Zu bearbeitende Aufgaben -
- 1) Beantworte drei Fragen zum Artikel über die Europawahl in Grevenbroich:
(a) Wie heißt der Sprecher, der sagt, die Tür für ein neues Denken sei geöffnet worden?
(b) Wie viel Prozent erreicht die CDU in Grevenbroich?
(c) In welchem Kommunalwahlbezirk liegt die SPD vor der CDU?
- 2) Bitte übernimm aus den Datensätzen wortgetreu die Zeilen vom Anfang der Datensätze bis einschließlich der Zeile mit „totals-label: TOTAL xyxy=(1609,1586,1884,1609)“.

___ Textauszug ___

Europawahl-Nachlese in Grevenbroich Die Partei des Kohleausstiegs ist der Wahlgewinner

Grevenbroich/Jüchen · Mit ihrer Anti-Kohle-Haltung konnten die Grünen bislang keinen Staat in der Energie-Stadt machen. Nach der Europawahl ist das anders. Die Tür für ein neues Denken ist geöffnet worden, sagt Sprecher Peter Gehrmann.

 Auch an einer der prominentesten Adressen Grevenbroichs, in der Villa Erckens, wurden am Sonntag die Stimmen ausgezählt.

Auch an einer der prominentesten Adressen Grevenbroichs, in der Villa Erckens, wurden am Sonntag die Stimmen ausgezählt.

Foto: Georg Salzburg(salz)

Nach der Europawahl gehen die Parteien jetzt an die Analyse. Trotz Verlusten zeigt sich der Grevenbroicher CDU-Chef Wolfgang Kaiser zufrieden mit dem Ergebnis auf Kreis- und Stadtebene. Das starke Ergebnis der Grünen gibt ihm aber zu denken. „Ich glaube, dass das Thema Klimawandel und Braunkohle vor allem bei den jungen Wählern eine große Rolle gespielt hat“, sagt Kaiser. „Für uns gilt es nun, hart daran zu arbeiten, junge Menschen davon zu überzeugen, dass wir in der Lage sind, den Klimawandel mit gesundem Menschenverstand zu meistern.“

Mit 31,8 Prozent erreicht die CDU in Grevenbroich etwas weniger als im Kreisschnitt. Ein Erfolg: Die Union konnte sich in 24 der 25 Kommunalwahlbezirken als stärkste Kraft durchsetzen. Lediglich in Neurath müssen sich die Christdemokraten (26,1 Prozent) knapp der SPD (26,3 Prozent) geschlagen geben, die dort ihr bestes Ergebnis einfuhr. Hochburgen der CDU sind die Kommunalwahlbezirke Stadtmitte-Zentrum (41,8) und Neukirchen (41,6 Prozent) – dort wohnen sowohl CDU-Parteichef Wolfgang Kaiser als auch Bürgermeister Klaus Krützen (SPD).

___ Daten zur Übung ___

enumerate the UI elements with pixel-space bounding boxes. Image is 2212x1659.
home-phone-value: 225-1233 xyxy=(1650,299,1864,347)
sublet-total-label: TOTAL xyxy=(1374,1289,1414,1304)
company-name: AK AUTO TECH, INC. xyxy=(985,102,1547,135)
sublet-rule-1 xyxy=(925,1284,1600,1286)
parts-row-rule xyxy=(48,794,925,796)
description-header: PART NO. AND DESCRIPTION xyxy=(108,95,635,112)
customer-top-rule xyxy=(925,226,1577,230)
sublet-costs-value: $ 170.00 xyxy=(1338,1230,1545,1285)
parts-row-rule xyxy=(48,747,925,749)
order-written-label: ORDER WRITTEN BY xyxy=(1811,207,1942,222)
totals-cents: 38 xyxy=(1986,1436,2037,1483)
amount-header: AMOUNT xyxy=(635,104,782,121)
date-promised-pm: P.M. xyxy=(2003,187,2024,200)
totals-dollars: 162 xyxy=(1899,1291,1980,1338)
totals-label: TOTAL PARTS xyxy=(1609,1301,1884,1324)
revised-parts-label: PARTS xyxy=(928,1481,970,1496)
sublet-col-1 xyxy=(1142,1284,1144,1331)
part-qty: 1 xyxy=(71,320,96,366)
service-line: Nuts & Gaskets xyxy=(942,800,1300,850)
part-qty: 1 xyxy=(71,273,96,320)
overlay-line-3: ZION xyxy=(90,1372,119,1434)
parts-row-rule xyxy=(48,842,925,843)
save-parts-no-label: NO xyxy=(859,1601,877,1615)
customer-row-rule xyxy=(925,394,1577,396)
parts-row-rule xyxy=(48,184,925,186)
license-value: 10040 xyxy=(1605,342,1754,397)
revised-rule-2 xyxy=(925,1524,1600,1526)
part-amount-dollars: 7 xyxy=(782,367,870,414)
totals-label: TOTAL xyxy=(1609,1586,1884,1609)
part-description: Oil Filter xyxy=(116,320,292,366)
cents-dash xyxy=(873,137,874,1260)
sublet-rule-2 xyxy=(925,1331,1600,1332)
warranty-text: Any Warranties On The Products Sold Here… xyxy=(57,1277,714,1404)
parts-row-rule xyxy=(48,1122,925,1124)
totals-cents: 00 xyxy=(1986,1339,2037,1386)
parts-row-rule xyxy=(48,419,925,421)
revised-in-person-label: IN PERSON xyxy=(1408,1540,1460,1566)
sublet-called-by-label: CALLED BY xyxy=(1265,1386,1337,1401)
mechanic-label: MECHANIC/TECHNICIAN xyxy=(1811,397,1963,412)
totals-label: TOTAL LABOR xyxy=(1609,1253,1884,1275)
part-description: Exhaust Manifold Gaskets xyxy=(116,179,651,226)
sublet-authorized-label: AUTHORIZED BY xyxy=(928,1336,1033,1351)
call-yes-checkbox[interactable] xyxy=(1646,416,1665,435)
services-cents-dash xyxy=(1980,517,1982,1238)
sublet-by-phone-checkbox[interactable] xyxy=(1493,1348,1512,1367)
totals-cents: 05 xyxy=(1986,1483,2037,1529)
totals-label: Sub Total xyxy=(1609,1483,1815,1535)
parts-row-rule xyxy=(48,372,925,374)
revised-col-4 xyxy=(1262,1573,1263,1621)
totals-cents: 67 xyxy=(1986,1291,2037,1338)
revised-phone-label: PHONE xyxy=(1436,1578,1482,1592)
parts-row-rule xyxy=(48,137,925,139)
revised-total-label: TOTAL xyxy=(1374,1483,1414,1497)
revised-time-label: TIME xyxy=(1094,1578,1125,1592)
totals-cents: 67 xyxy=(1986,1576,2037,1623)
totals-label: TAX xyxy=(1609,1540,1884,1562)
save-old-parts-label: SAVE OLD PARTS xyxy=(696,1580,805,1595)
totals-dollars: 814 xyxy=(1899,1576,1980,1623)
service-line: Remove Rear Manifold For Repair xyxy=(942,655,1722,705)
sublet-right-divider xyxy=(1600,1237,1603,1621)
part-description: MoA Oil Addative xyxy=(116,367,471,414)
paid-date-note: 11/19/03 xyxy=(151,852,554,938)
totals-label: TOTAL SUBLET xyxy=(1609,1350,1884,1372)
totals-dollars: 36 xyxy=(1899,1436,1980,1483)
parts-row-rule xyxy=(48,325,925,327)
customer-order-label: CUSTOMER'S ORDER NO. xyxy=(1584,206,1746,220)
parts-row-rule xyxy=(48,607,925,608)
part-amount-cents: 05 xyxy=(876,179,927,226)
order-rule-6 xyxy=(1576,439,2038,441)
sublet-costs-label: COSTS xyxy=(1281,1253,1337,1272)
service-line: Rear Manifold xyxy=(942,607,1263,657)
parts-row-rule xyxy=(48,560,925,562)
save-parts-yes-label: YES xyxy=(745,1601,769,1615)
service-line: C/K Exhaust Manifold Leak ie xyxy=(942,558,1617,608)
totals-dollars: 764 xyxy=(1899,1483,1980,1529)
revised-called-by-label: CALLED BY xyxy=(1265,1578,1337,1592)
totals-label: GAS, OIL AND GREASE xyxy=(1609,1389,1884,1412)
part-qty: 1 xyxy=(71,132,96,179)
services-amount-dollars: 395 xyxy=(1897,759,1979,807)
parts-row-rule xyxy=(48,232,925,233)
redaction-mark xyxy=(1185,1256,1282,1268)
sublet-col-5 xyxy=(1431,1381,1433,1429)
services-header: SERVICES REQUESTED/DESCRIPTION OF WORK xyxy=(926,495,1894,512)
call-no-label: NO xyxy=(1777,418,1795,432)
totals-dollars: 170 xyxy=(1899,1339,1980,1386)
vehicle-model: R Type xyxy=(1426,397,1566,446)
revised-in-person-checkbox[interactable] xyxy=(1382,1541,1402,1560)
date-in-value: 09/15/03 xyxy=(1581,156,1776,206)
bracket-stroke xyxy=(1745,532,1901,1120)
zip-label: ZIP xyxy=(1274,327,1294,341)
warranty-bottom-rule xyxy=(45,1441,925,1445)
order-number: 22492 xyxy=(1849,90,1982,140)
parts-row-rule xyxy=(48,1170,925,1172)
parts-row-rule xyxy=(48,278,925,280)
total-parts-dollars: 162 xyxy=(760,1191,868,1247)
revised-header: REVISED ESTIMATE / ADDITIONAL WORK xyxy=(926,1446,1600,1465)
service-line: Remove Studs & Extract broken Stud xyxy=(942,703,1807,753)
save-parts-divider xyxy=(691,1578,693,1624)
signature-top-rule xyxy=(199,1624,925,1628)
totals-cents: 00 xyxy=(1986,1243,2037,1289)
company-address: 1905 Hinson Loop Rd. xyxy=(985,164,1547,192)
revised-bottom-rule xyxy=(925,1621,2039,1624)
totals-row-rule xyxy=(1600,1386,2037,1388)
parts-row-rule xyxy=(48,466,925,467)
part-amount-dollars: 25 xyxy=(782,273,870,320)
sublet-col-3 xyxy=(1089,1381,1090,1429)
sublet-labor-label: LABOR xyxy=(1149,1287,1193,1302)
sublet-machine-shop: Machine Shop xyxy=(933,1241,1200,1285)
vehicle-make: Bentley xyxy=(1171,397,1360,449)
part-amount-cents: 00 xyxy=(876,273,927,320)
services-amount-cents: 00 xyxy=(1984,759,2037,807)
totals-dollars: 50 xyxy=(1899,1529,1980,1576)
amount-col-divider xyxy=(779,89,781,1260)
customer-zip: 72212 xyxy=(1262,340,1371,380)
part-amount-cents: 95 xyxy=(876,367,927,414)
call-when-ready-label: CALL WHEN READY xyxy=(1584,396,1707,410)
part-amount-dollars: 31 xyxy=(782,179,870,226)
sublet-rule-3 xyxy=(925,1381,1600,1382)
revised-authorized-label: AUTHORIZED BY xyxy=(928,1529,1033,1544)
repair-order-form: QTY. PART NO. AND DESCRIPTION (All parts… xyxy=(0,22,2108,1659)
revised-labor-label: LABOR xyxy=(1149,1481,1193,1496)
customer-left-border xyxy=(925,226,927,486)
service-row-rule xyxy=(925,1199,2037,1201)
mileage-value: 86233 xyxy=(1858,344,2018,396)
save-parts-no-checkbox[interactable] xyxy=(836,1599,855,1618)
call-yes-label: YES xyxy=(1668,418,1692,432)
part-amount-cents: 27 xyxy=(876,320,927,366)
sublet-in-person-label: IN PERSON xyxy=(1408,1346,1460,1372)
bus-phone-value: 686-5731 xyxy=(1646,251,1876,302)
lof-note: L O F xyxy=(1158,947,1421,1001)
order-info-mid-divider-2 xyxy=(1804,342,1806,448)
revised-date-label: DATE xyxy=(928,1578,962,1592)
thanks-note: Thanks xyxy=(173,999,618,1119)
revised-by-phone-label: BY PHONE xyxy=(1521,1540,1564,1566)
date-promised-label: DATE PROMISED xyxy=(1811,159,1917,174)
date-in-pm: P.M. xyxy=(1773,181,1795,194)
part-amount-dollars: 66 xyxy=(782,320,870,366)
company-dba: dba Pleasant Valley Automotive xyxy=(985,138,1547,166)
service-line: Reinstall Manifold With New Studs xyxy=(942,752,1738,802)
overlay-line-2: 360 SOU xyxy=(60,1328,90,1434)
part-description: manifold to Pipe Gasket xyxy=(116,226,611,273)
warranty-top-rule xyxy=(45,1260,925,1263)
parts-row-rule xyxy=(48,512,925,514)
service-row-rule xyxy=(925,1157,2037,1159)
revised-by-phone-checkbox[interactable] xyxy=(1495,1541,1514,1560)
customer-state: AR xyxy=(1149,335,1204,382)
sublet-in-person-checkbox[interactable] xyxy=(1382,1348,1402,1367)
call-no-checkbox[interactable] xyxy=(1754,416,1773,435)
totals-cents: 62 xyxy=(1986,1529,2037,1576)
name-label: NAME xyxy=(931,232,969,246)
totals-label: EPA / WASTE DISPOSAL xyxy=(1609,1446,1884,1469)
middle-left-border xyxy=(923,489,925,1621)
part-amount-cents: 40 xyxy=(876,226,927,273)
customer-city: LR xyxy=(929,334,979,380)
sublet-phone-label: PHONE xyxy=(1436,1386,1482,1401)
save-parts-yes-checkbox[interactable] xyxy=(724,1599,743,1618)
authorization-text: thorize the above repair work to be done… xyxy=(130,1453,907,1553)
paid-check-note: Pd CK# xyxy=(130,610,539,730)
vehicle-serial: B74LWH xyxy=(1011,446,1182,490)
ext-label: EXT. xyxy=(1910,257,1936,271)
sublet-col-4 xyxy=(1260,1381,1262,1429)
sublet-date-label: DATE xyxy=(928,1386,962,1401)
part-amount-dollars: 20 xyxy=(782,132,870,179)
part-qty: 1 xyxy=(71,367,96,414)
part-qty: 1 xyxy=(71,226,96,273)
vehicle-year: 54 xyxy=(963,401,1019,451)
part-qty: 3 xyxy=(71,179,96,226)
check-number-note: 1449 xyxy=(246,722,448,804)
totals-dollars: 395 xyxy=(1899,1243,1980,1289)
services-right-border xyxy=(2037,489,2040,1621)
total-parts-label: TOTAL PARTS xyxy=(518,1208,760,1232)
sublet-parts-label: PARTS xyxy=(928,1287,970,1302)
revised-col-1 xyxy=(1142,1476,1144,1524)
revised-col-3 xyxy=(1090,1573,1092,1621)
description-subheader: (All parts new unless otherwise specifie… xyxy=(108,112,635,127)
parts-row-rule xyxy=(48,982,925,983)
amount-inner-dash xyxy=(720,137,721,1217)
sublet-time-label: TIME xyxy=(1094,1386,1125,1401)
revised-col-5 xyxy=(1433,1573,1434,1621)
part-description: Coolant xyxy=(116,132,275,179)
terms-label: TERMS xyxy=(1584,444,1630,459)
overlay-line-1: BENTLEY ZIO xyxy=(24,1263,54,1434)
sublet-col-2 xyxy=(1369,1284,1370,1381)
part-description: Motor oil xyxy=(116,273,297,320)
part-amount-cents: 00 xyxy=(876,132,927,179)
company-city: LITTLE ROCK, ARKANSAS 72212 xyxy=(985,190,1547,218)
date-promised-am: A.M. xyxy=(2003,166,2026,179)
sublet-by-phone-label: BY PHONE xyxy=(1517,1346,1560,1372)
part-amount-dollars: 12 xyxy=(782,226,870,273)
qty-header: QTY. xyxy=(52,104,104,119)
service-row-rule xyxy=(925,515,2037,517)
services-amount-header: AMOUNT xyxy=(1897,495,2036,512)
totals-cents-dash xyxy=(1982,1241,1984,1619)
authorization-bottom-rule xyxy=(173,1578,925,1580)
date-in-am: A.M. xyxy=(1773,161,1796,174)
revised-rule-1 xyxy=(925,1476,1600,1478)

___

Lösungen je Aufgabe -
- 1)
(a) Peter Gehrmann
(b) 31,8 Prozent
(c) Neurath

- 2)
enumerate the UI elements with pixel-space bounding boxes. Image is 2212x1659.
home-phone-value: 225-1233 xyxy=(1650,299,1864,347)
sublet-total-label: TOTAL xyxy=(1374,1289,1414,1304)
company-name: AK AUTO TECH, INC. xyxy=(985,102,1547,135)
sublet-rule-1 xyxy=(925,1284,1600,1286)
parts-row-rule xyxy=(48,794,925,796)
description-header: PART NO. AND DESCRIPTION xyxy=(108,95,635,112)
customer-top-rule xyxy=(925,226,1577,230)
sublet-costs-value: $ 170.00 xyxy=(1338,1230,1545,1285)
parts-row-rule xyxy=(48,747,925,749)
order-written-label: ORDER WRITTEN BY xyxy=(1811,207,1942,222)
totals-cents: 38 xyxy=(1986,1436,2037,1483)
amount-header: AMOUNT xyxy=(635,104,782,121)
date-promised-pm: P.M. xyxy=(2003,187,2024,200)
totals-dollars: 162 xyxy=(1899,1291,1980,1338)
totals-label: TOTAL PARTS xyxy=(1609,1301,1884,1324)
revised-parts-label: PARTS xyxy=(928,1481,970,1496)
sublet-col-1 xyxy=(1142,1284,1144,1331)
part-qty: 1 xyxy=(71,320,96,366)
service-line: Nuts & Gaskets xyxy=(942,800,1300,850)
part-qty: 1 xyxy=(71,273,96,320)
overlay-line-3: ZION xyxy=(90,1372,119,1434)
parts-row-rule xyxy=(48,842,925,843)
save-parts-no-label: NO xyxy=(859,1601,877,1615)
customer-row-rule xyxy=(925,394,1577,396)
parts-row-rule xyxy=(48,184,925,186)
license-value: 10040 xyxy=(1605,342,1754,397)
revised-rule-2 xyxy=(925,1524,1600,1526)
part-amount-dollars: 7 xyxy=(782,367,870,414)
totals-label: TOTAL xyxy=(1609,1586,1884,1609)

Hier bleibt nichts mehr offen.